• Short task:
Retype the records below exactly as they appear.

---------- Records for the exercise

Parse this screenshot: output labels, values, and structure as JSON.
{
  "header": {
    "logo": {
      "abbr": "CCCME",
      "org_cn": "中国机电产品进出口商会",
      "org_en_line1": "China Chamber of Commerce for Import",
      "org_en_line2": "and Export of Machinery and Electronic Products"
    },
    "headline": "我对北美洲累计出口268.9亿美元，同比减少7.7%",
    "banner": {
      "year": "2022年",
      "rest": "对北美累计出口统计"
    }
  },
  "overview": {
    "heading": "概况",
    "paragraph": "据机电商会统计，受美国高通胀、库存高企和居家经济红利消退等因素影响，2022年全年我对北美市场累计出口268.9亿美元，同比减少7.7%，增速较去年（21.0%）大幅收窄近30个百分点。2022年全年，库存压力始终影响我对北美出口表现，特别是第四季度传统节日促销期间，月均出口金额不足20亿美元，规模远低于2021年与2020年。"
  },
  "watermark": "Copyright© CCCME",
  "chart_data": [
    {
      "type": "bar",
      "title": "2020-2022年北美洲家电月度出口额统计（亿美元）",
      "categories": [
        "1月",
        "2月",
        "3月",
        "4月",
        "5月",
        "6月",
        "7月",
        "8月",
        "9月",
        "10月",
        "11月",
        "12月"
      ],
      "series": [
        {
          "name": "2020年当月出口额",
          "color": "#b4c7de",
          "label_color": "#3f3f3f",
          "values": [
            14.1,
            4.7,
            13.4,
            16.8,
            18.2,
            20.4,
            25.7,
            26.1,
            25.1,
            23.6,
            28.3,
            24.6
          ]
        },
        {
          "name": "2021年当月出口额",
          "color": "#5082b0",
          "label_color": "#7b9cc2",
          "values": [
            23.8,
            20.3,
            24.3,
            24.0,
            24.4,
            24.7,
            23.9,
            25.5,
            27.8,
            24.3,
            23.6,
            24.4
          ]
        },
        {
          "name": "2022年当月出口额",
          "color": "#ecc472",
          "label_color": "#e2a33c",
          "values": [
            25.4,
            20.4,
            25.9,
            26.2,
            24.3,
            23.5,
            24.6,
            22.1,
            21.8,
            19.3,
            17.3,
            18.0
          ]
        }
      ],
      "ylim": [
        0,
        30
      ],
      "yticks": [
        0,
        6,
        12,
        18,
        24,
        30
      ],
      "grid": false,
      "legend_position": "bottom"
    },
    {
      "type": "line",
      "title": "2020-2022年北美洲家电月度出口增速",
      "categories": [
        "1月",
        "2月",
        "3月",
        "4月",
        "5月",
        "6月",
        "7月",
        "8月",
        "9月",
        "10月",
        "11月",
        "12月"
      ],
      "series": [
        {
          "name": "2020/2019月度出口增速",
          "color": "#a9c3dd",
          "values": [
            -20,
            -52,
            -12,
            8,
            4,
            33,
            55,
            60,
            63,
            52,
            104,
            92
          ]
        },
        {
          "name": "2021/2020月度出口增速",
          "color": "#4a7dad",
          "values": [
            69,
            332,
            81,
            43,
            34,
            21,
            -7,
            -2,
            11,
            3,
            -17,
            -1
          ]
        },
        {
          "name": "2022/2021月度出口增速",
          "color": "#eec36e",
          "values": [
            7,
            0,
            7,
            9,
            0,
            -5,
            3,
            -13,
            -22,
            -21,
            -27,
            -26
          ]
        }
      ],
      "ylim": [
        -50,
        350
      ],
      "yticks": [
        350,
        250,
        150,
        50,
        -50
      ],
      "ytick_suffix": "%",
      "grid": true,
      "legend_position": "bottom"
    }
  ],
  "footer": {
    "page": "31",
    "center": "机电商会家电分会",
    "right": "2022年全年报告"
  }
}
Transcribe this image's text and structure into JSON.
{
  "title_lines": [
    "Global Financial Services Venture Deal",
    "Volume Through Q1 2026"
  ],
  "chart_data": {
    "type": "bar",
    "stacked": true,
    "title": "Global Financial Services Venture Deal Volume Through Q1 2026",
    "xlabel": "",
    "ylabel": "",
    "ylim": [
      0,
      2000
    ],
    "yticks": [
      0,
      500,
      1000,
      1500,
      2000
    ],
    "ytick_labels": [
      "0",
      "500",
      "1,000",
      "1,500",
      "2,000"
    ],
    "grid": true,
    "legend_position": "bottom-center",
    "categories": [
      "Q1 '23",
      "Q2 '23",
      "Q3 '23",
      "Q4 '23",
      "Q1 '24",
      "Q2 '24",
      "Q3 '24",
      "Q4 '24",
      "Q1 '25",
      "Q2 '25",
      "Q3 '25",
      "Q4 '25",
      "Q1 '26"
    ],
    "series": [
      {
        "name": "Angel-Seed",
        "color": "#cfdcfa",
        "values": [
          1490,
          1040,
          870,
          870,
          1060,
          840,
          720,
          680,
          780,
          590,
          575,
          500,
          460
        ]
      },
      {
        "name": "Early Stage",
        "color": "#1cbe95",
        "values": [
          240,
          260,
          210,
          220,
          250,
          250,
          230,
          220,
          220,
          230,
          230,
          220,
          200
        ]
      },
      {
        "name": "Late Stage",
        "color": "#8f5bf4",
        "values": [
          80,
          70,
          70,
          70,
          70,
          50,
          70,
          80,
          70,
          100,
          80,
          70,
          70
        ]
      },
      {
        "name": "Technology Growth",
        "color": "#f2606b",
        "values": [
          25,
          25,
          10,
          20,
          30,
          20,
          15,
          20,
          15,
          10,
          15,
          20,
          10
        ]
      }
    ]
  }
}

--------------------

• Full solution:
Parse this screenshot: output labels, values, and structure as JSON.
{
  "header": {
    "logo": {
      "abbr": "CCCME",
      "org_cn": "中国机电产品进出口商会",
      "org_en_line1": "China Chamber of Commerce for Import",
      "org_en_line2": "and Export of Machinery and Electronic Products"
    },
    "headline": "我对北美洲累计出口268.9亿美元，同比减少7.7%",
    "banner": {
      "year": "2022年",
      "rest": "对北美累计出口统计"
    }
  },
  "overview": {
    "heading": "概况",
    "paragraph": "据机电商会统计，受美国高通胀、库存高企和居家经济红利消退等因素影响，2022年全年我对北美市场累计出口268.9亿美元，同比减少7.7%，增速较去年（21.0%）大幅收窄近30个百分点。2022年全年，库存压力始终影响我对北美出口表现，特别是第四季度传统节日促销期间，月均出口金额不足20亿美元，规模远低于2021年与2020年。"
  },
  "watermark": "Copyright© CCCME",
  "chart_data": [
    {
      "type": "bar",
      "title": "2020-2022年北美洲家电月度出口额统计（亿美元）",
      "categories": [
        "1月",
        "2月",
        "3月",
        "4月",
        "5月",
        "6月",
        "7月",
        "8月",
        "9月",
        "10月",
        "11月",
        "12月"
      ],
      "series": [
        {
          "name": "2020年当月出口额",
          "color": "#b4c7de",
          "label_color": "#3f3f3f",
          "values": [
            14.1,
            4.7,
            13.4,
            16.8,
            18.2,
            20.4,
            25.7,
            26.1,
            25.1,
            23.6,
            28.3,
            24.6
          ]
        },
        {
          "name": "2021年当月出口额",
          "color": "#5082b0",
          "label_color": "#7b9cc2",
          "values": [
            23.8,
            20.3,
            24.3,
            24.0,
            24.4,
            24.7,
            23.9,
            25.5,
            27.8,
            24.3,
            23.6,
            24.4
          ]
        },
        {
          "name": "2022年当月出口额",
          "color": "#ecc472",
          "label_color": "#e2a33c",
          "values": [
            25.4,
            20.4,
            25.9,
            26.2,
            24.3,
            23.5,
            24.6,
            22.1,
            21.8,
            19.3,
            17.3,
            18.0
          ]
        }
      ],
      "ylim": [
        0,
        30
      ],
      "yticks": [
        0,
        6,
        12,
        18,
        24,
        30
      ],
      "grid": false,
      "legend_position": "bottom"
    },
    {
      "type": "line",
      "title": "2020-2022年北美洲家电月度出口增速",
      "categories": [
        "1月",
        "2月",
        "3月",
        "4月",
        "5月",
        "6月",
        "7月",
        "8月",
        "9月",
        "10月",
        "11月",
        "12月"
      ],
      "series": [
        {
          "name": "2020/2019月度出口增速",
          "color": "#a9c3dd",
          "values": [
            -20,
            -52,
            -12,
            8,
            4,
            33,
            55,
            60,
            63,
            52,
            104,
            92
          ]
        },
        {
          "name": "2021/2020月度出口增速",
          "color": "#4a7dad",
          "values": [
            69,
            332,
            81,
            43,
            34,
            21,
            -7,
            -2,
            11,
            3,
            -17,
            -1
          ]
        },
        {
          "name": "2022/2021月度出口增速",
          "color": "#eec36e",
          "values": [
            7,
            0,
            7,
            9,
            0,
            -5,
            3,
            -13,
            -22,
            -21,
            -27,
            -26
          ]
        }
      ],
      "ylim": [
        -50,
        350
      ],
      "yticks": [
        350,
        250,
        150,
        50,
        -50
      ],
      "ytick_suffix": "%",
      "grid": true,
      "legend_position": "bottom"
    }
  ],
  "footer": {
    "page": "31",
    "center": "机电商会家电分会",
    "right": "2022年全年报告"
  }
}
Transcribe this image's text and structure into JSON.
{
  "title_lines": [
    "Global Financial Services Venture Deal",
    "Volume Through Q1 2026"
  ],
  "chart_data": {
    "type": "bar",
    "stacked": true,
    "title": "Global Financial Services Venture Deal Volume Through Q1 2026",
    "xlabel": "",
    "ylabel": "",
    "ylim": [
      0,
      2000
    ],
    "yticks": [
      0,
      500,
      1000,
      1500,
      2000
    ],
    "ytick_labels": [
      "0",
      "500",
      "1,000",
      "1,500",
      "2,000"
    ],
    "grid": true,
    "legend_position": "bottom-center",
    "categories": [
      "Q1 '23",
      "Q2 '23",
      "Q3 '23",
      "Q4 '23",
      "Q1 '24",
      "Q2 '24",
      "Q3 '24",
      "Q4 '24",
      "Q1 '25",
      "Q2 '25",
      "Q3 '25",
      "Q4 '25",
      "Q1 '26"
    ],
    "series": [
      {
        "name": "Angel-Seed",
        "color": "#cfdcfa",
        "values": [
          1490,
          1040,
          870,
          870,
          1060,
          840,
          720,
          680,
          780,
          590,
          575,
          500,
          460
        ]
      },
      {
        "name": "Early Stage",
        "color": "#1cbe95",
        "values": [
          240,
          260,
          210,
          220,
          250,
          250,
          230,
          220,
          220,
          230,
          230,
          220,
          200
        ]
      },
      {
        "name": "Late Stage",
        "color": "#8f5bf4",
        "values": [
          80,
          70,
          70,
          70,
          70,
          50,
          70,
          80,
          70,
          100,
          80,
          70,
          70
        ]
      },
      {
        "name": "Technology Growth",
        "color": "#f2606b",
        "values": [
          25,
          25,
          10,
          20,
          30,
          20,
          15,
          20,
          15,
          10,
          15,
          20,
          10
        ]
      }
    ]
  }
}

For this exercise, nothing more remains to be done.